--- What to work on ---
Locate each line of the material that contains "icon", then return it.

--- Data entries ---
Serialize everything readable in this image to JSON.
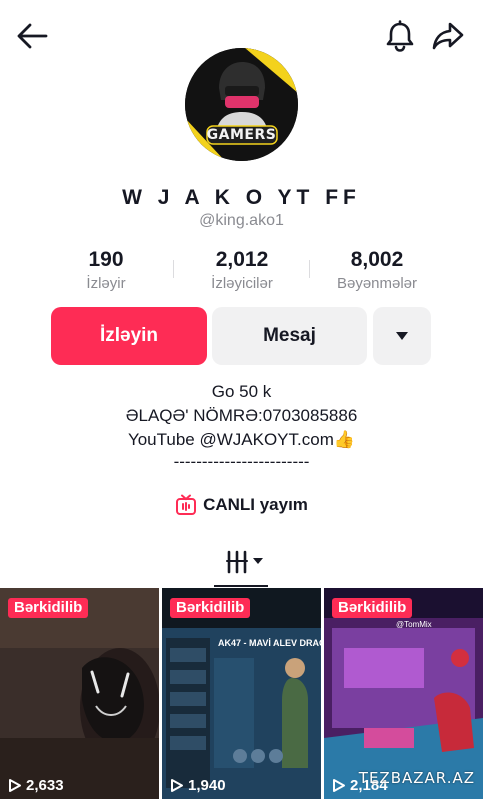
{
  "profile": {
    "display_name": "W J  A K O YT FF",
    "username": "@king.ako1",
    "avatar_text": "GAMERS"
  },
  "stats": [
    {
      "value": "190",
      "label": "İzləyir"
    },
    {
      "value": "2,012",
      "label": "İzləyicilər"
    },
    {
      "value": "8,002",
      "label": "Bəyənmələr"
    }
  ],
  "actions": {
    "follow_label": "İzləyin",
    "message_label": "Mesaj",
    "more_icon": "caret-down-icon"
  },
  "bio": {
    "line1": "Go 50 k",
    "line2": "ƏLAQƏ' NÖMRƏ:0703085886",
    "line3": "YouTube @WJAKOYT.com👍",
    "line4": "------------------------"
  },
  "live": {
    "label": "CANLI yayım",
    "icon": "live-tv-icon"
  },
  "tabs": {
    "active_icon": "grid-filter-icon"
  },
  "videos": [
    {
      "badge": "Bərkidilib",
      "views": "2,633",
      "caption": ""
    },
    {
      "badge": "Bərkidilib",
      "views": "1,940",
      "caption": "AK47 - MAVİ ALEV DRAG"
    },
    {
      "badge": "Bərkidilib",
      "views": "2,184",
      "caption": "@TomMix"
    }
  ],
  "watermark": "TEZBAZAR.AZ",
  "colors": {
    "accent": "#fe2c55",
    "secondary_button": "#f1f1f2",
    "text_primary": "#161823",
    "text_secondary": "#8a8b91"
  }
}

--- Expected answer ---
    "more_icon": "caret-down-icon"
    "icon": "live-tv-icon"
    "active_icon": "grid-filter-icon"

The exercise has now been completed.